- _Exercise_: Whenever a line in the data holds the string "country", pull that line out.

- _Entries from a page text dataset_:
-*-*-
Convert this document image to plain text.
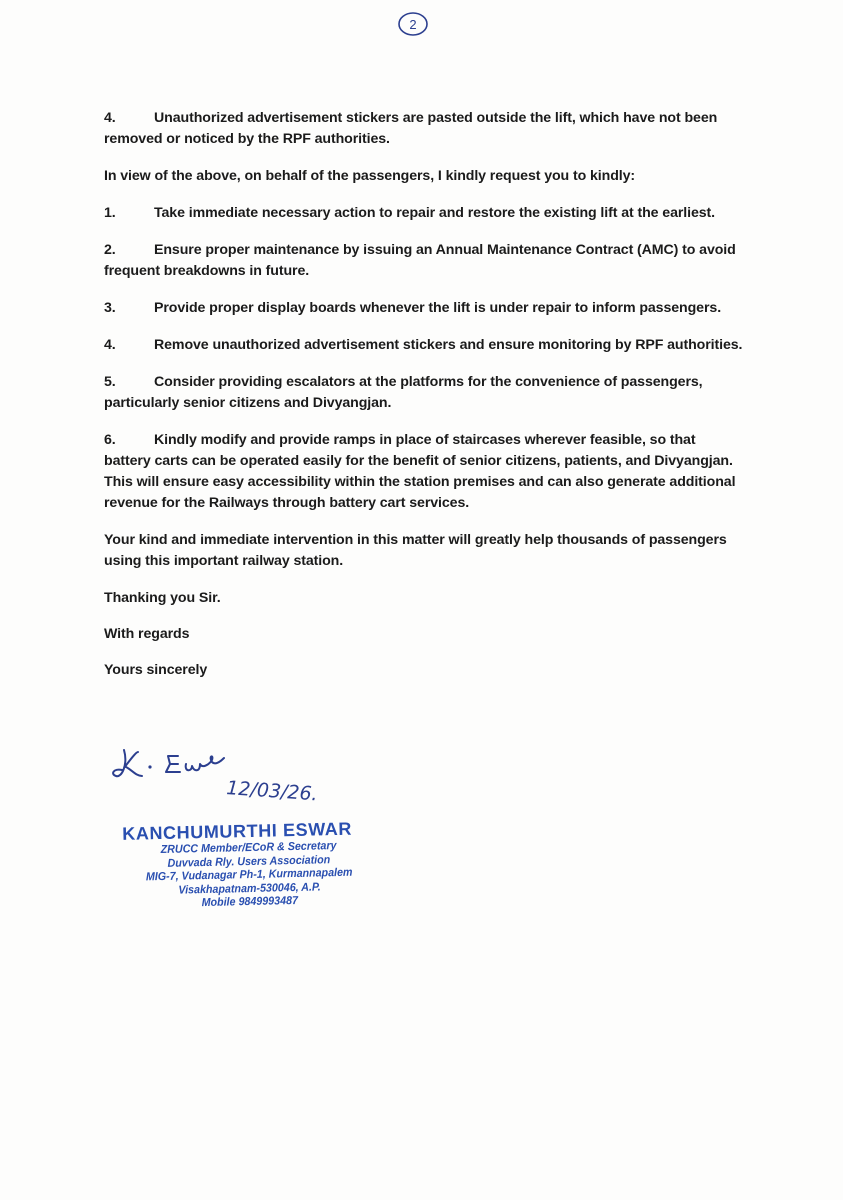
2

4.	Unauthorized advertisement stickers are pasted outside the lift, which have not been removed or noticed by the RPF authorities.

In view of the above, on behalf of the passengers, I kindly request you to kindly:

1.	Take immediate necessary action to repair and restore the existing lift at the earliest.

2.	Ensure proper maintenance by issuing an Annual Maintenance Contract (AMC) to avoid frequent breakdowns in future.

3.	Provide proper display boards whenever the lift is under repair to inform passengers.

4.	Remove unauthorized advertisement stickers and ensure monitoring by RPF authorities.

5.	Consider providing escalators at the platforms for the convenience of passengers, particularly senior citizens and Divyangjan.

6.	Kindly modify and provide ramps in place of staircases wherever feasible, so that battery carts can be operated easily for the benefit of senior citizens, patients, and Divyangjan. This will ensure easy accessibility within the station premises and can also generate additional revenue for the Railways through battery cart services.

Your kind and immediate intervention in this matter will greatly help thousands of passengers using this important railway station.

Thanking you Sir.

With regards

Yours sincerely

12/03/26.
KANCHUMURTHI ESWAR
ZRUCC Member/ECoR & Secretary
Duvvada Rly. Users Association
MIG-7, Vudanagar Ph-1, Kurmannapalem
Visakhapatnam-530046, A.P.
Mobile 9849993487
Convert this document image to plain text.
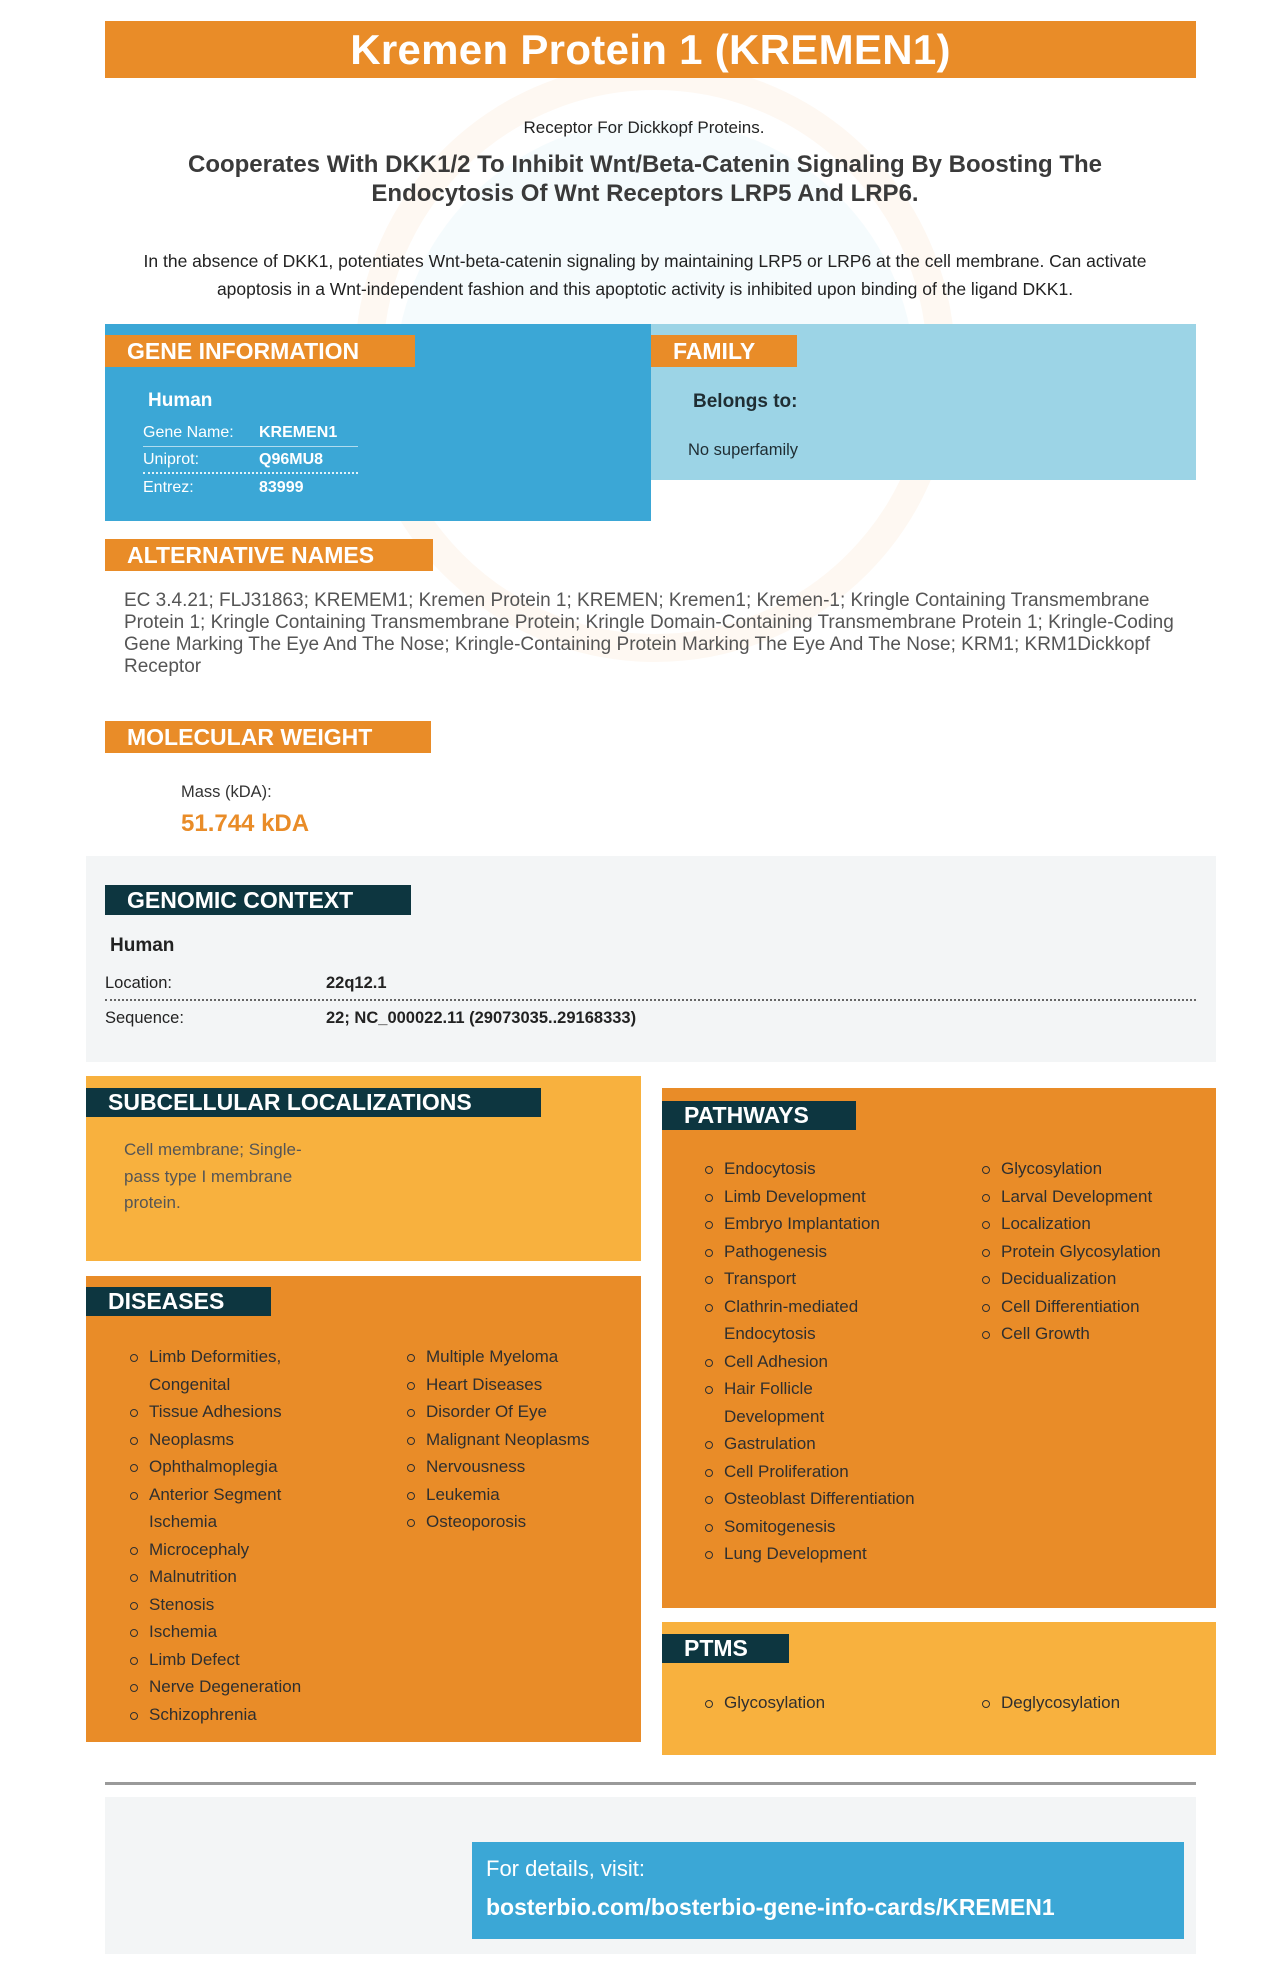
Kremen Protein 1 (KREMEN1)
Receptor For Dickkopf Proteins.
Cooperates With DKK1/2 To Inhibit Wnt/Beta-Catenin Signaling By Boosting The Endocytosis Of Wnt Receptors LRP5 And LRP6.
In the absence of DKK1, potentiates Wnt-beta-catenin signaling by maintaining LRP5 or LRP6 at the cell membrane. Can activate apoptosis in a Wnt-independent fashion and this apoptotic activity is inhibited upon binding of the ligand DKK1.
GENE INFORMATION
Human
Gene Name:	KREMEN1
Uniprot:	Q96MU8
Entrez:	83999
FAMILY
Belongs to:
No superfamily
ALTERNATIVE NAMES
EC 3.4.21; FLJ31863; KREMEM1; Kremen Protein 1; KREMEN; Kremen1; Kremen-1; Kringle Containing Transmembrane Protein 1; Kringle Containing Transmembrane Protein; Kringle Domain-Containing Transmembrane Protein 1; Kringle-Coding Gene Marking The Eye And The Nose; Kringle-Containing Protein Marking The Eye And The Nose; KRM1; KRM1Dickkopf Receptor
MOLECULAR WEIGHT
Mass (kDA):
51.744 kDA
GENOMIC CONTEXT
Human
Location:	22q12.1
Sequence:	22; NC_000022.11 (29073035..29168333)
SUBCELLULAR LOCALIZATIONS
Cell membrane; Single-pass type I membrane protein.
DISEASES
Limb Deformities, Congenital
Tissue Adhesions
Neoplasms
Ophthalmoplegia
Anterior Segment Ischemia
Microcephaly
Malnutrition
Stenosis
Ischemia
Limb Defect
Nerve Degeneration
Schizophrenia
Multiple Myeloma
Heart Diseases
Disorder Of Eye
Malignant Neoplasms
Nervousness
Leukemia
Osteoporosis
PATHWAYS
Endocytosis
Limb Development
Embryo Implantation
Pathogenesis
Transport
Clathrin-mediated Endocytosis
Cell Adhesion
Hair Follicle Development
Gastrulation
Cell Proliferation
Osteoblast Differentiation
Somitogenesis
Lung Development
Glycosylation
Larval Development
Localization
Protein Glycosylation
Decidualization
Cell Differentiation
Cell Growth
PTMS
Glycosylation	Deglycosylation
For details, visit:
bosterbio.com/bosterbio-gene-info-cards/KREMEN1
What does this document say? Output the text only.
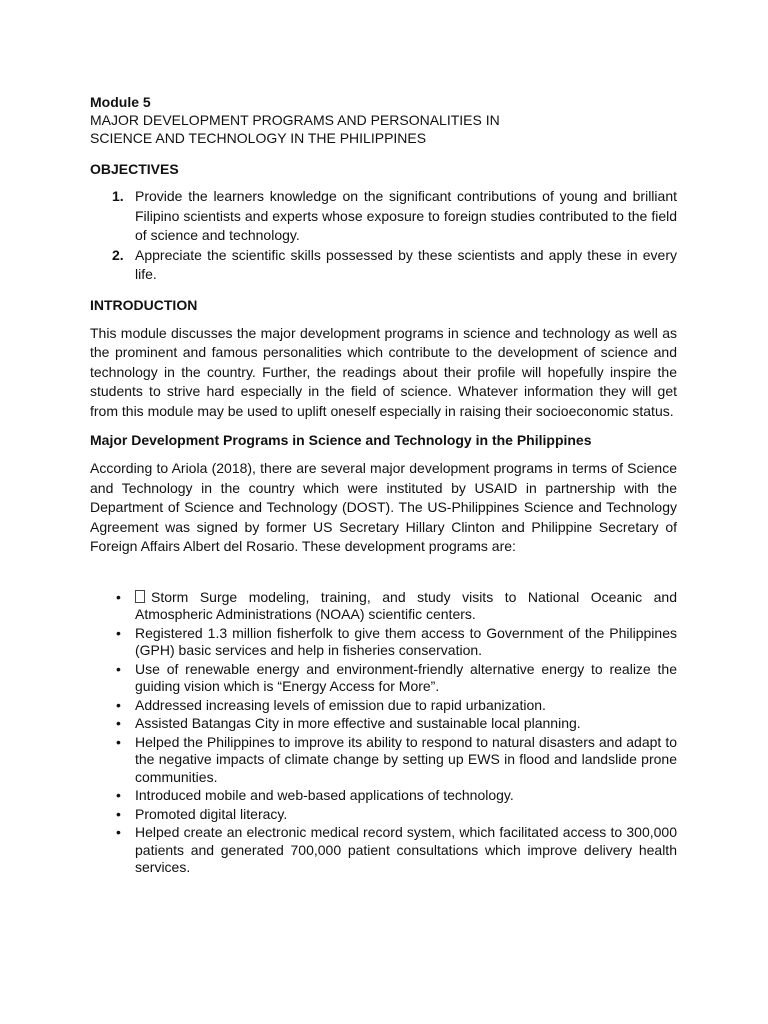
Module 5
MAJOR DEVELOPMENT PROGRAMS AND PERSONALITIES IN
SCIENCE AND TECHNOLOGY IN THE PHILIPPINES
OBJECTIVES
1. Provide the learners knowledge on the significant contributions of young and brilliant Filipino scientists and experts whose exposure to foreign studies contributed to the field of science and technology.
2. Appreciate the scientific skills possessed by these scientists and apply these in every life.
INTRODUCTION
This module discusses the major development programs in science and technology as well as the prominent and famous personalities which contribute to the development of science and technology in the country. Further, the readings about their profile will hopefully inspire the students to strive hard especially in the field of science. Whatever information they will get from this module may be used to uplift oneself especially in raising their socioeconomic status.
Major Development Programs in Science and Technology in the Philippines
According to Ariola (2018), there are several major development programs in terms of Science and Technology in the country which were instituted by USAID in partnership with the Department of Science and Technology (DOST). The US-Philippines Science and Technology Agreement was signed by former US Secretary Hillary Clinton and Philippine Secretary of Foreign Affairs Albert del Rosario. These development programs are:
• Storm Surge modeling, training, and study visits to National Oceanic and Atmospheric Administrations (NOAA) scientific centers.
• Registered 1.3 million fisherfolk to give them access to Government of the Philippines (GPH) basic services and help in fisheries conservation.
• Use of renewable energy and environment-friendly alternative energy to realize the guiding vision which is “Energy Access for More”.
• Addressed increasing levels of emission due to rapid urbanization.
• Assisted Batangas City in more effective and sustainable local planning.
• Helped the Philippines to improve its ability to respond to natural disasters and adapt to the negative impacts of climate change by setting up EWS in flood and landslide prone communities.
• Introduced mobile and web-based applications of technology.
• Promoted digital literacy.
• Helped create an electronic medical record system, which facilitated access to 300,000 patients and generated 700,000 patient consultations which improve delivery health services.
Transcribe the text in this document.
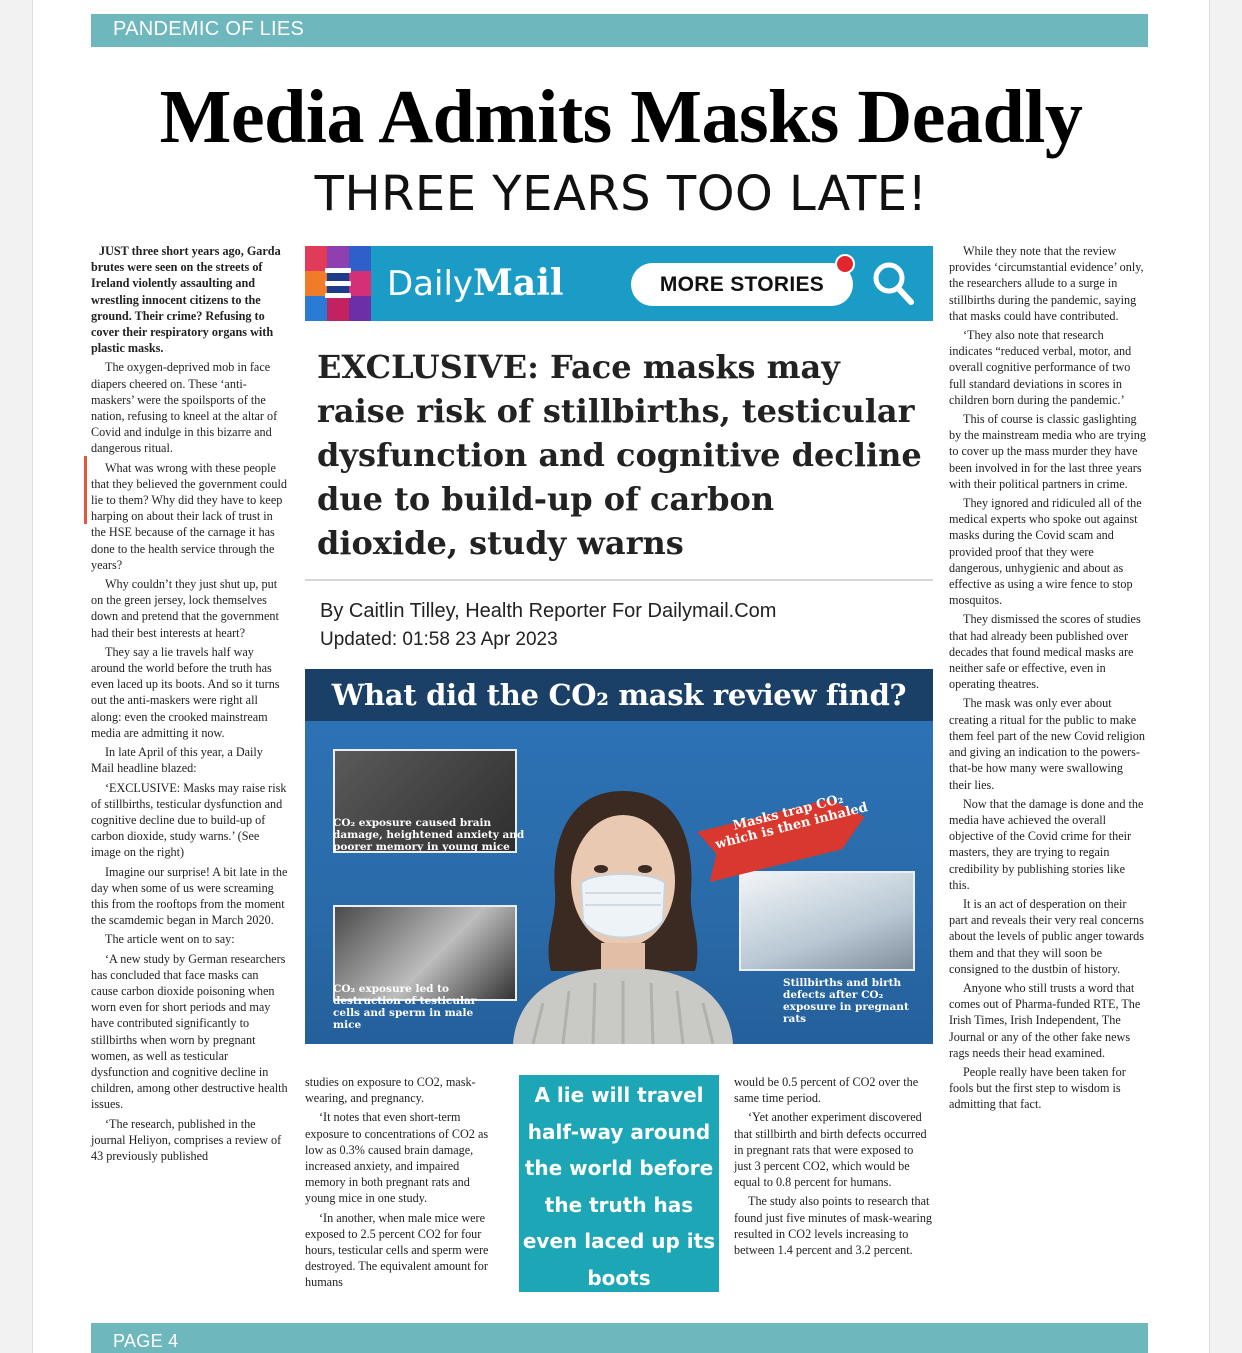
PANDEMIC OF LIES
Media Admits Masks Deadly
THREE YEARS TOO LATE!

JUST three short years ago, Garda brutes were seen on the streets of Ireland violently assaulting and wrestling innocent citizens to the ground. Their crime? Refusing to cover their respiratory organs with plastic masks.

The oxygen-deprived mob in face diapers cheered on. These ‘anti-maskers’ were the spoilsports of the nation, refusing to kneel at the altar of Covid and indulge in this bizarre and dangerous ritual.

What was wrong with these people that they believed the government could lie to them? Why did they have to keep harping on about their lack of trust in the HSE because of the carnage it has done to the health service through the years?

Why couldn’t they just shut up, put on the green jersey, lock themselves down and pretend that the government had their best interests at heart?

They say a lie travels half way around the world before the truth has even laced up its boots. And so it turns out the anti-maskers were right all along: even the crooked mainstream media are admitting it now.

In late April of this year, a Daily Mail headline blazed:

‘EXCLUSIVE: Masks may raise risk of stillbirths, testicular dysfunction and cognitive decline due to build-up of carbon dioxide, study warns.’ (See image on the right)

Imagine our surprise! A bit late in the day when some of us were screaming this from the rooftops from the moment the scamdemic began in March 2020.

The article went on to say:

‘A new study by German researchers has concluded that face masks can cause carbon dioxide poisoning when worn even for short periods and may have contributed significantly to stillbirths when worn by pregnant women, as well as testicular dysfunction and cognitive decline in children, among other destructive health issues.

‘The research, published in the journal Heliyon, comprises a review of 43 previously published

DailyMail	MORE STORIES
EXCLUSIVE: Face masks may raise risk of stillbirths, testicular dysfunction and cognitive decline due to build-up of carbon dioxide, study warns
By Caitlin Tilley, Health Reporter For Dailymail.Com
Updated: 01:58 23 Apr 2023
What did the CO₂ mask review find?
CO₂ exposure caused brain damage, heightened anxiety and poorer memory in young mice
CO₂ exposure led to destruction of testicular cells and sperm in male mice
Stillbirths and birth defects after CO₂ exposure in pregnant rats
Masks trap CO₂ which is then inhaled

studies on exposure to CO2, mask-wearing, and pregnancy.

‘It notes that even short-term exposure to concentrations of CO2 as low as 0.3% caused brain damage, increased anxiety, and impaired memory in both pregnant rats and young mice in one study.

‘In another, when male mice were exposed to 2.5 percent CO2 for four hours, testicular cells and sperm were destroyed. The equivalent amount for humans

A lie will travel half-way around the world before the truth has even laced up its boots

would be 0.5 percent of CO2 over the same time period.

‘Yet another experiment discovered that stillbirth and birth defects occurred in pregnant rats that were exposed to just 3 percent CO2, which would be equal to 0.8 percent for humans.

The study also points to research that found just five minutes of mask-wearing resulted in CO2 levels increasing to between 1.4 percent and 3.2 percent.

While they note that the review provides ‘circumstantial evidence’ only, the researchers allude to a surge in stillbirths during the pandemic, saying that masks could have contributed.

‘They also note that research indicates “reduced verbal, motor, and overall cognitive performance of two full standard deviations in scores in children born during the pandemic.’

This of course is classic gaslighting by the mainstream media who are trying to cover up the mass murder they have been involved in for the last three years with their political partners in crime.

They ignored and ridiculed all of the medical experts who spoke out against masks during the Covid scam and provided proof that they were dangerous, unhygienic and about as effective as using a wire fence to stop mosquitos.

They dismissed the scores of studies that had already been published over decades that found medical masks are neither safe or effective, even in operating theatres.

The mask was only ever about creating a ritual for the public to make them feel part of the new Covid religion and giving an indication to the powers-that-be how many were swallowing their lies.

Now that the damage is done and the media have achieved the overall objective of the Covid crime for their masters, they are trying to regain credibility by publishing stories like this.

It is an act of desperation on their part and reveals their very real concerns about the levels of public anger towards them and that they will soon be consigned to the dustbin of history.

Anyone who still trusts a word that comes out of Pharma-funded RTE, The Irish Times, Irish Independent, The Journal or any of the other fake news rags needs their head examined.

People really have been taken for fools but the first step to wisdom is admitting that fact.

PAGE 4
-*-*-
- _Expected answer_:
This module discusses the major development programs in science and technology as well as the prominent and famous personalities which contribute to the development of science and technology in the country. Further, the readings about their profile will hopefully inspire the students to strive hard especially in the field of science. Whatever information they will get from this module may be used to uplift oneself especially in raising their socioeconomic status.
According to Ariola (2018), there are several major development programs in terms of Science and Technology in the country which were instituted by USAID in partnership with the Department of Science and Technology (DOST). The US-Philippines Science and Technology Agreement was signed by former US Secretary Hillary Clinton and Philippine Secretary of Foreign Affairs Albert del Rosario. These development programs are:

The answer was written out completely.